=== Data for processing ===
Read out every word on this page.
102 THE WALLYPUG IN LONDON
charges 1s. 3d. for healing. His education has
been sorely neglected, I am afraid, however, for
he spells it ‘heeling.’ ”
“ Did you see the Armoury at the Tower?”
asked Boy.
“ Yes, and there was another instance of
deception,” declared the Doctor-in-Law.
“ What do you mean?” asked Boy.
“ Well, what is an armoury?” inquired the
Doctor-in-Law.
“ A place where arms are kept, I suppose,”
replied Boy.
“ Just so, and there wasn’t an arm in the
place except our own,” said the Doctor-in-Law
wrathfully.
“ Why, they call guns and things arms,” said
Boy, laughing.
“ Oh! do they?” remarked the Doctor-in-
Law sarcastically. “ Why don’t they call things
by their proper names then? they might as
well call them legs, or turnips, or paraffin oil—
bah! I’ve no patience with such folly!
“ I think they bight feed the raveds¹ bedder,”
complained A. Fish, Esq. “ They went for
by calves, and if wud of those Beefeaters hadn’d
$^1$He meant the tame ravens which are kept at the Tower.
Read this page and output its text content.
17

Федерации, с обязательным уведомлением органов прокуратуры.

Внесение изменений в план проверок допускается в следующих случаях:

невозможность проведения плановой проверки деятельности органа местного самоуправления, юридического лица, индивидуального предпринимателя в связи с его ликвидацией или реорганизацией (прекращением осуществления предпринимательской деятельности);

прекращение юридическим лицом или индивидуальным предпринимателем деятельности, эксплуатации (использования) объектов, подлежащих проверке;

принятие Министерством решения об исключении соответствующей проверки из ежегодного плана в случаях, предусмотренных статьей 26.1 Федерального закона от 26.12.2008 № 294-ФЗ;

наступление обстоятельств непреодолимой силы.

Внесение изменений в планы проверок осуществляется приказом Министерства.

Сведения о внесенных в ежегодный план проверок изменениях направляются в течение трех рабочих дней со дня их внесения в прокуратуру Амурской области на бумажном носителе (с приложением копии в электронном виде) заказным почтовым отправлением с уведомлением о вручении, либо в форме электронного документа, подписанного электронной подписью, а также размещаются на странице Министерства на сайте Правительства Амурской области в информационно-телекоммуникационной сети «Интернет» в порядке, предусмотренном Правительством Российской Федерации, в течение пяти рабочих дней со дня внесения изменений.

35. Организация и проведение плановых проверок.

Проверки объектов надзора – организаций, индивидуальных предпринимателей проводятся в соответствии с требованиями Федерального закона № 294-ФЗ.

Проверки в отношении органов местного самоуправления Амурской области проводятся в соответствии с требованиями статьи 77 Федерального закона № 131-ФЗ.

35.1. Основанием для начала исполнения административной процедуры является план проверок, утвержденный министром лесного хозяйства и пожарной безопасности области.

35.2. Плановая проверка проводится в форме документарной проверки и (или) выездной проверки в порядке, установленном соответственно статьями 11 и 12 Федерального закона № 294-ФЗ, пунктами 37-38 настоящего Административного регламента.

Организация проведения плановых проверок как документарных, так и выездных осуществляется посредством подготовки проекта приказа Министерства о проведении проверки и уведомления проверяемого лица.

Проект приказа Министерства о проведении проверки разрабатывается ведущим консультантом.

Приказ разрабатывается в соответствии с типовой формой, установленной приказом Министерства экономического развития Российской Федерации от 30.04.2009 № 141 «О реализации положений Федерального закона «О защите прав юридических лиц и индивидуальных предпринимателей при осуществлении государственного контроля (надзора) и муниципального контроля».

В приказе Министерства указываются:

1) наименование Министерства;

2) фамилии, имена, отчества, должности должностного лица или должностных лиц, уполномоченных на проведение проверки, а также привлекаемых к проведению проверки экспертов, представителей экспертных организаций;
===
# What to produce
Search the listing for the string "Doctor". Copy each line where it turns up.

# Task solution
deception,” declared the Doctor-in-Law.
Doctor-in-Law.
place except our own,” said the Doctor-in-Law
“ Oh! do they?” remarked the Doctor-in-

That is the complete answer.